PROBLEM TO WORK ON
Every entry needs to be reproduced exactly.

>> BEGIN PROVIDED MATERIAL

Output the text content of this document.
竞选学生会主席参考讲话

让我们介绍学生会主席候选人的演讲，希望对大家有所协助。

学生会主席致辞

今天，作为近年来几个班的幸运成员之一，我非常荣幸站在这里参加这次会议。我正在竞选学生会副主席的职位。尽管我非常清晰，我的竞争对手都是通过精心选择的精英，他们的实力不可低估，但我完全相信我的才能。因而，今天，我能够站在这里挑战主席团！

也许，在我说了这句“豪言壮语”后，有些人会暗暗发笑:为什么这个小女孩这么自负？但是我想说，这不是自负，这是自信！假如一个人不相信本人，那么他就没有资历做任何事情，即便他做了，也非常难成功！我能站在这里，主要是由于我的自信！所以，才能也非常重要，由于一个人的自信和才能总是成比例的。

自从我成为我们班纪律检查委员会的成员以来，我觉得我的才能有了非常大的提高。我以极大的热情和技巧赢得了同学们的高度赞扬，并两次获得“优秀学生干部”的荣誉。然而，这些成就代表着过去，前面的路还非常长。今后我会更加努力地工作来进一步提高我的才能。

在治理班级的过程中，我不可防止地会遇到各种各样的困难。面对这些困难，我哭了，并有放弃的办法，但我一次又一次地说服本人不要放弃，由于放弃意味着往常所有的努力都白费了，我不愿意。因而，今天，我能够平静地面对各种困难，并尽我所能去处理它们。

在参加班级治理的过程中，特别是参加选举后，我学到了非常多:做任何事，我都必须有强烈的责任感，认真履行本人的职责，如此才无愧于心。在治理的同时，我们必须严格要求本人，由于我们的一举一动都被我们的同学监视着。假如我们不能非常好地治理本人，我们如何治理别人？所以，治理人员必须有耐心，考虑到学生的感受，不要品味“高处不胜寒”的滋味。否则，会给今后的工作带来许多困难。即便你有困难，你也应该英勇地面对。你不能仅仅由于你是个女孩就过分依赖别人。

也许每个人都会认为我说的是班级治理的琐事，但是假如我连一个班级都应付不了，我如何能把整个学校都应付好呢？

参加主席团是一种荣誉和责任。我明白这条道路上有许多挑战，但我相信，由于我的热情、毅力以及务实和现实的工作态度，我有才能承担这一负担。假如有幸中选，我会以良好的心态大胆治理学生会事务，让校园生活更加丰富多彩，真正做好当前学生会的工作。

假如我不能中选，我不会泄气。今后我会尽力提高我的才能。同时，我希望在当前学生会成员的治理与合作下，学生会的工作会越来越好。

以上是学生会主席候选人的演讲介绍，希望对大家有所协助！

>> END PROVIDED MATERIAL

FINISHED ANSWER
Output the text content of this document.
竞选学生会主席参考讲话

让我们介绍学生会主席候选人的演讲，希望对大家有所协助。

学生会主席致辞

今天，作为近年来几个班的幸运成员之一，我非常荣幸站在这里参加这次会议。我正在竞选学生会副主席的职位。尽管我非常清晰，我的竞争对手都是通过精心选择的精英，他们的实力不可低估，但我完全相信我的才能。因而，今天，我能够站在这里挑战主席团！

也许，在我说了这句“豪言壮语”后，有些人会暗暗发笑:为什么这个小女孩这么自负？但是我想说，这不是自负，这是自信！假如一个人不相信本人，那么他就没有资历做任何事情，即便他做了，也非常难成功！我能站在这里，主要是由于我的自信！所以，才能也非常重要，由于一个人的自信和才能总是成比例的。

自从我成为我们班纪律检查委员会的成员以来，我觉得我的才能有了非常大的提高。我以极大的热情和技巧赢得了同学们的高度赞扬，并两次获得“优秀学生干部”的荣誉。然而，这些成就代表着过去，前面的路还非常长。今后我会更加努力地工作来进一步提高我的才能。

在治理班级的过程中，我不可防止地会遇到各种各样的困难。面对这些困难，我哭了，并有放弃的办法，但我一次又一次地说服本人不要放弃，由于放弃意味着往常所有的努力都白费了，我不愿意。因而，今天，我能够平静地面对各种困难，并尽我所能去处理它们。

在参加班级治理的过程中，特别是参加选举后，我学到了非常多:做任何事，我都必须有强烈的责任感，认真履行本人的职责，如此才无愧于心。在治理的同时，我们必须严格要求本人，由于我们的一举一动都被我们的同学监视着。假如我们不能非常好地治理本人，我们如何治理别人？所以，治理人员必须有耐心，考虑到学生的感受，不要品味“高处不胜寒”的滋味。否则，会给今后的工作带来许多困难。即便你有困难，你也应该英勇地面对。你不能仅仅由于你是个女孩就过分依赖别人。

也许每个人都会认为我说的是班级治理的琐事，但是假如我连一个班级都应付不了，我如何能把整个学校都应付好呢？

参加主席团是一种荣誉和责任。我明白这条道路上有许多挑战，但我相信，由于我的热情、毅力以及务实和现实的工作态度，我有才能承担这一负担。假如有幸中选，我会以良好的心态大胆治理学生会事务，让校园生活更加丰富多彩，真正做好当前学生会的工作。

假如我不能中选，我不会泄气。今后我会尽力提高我的才能。同时，我希望在当前学生会成员的治理与合作下，学生会的工作会越来越好。

以上是学生会主席候选人的演讲介绍，希望对大家有所协助！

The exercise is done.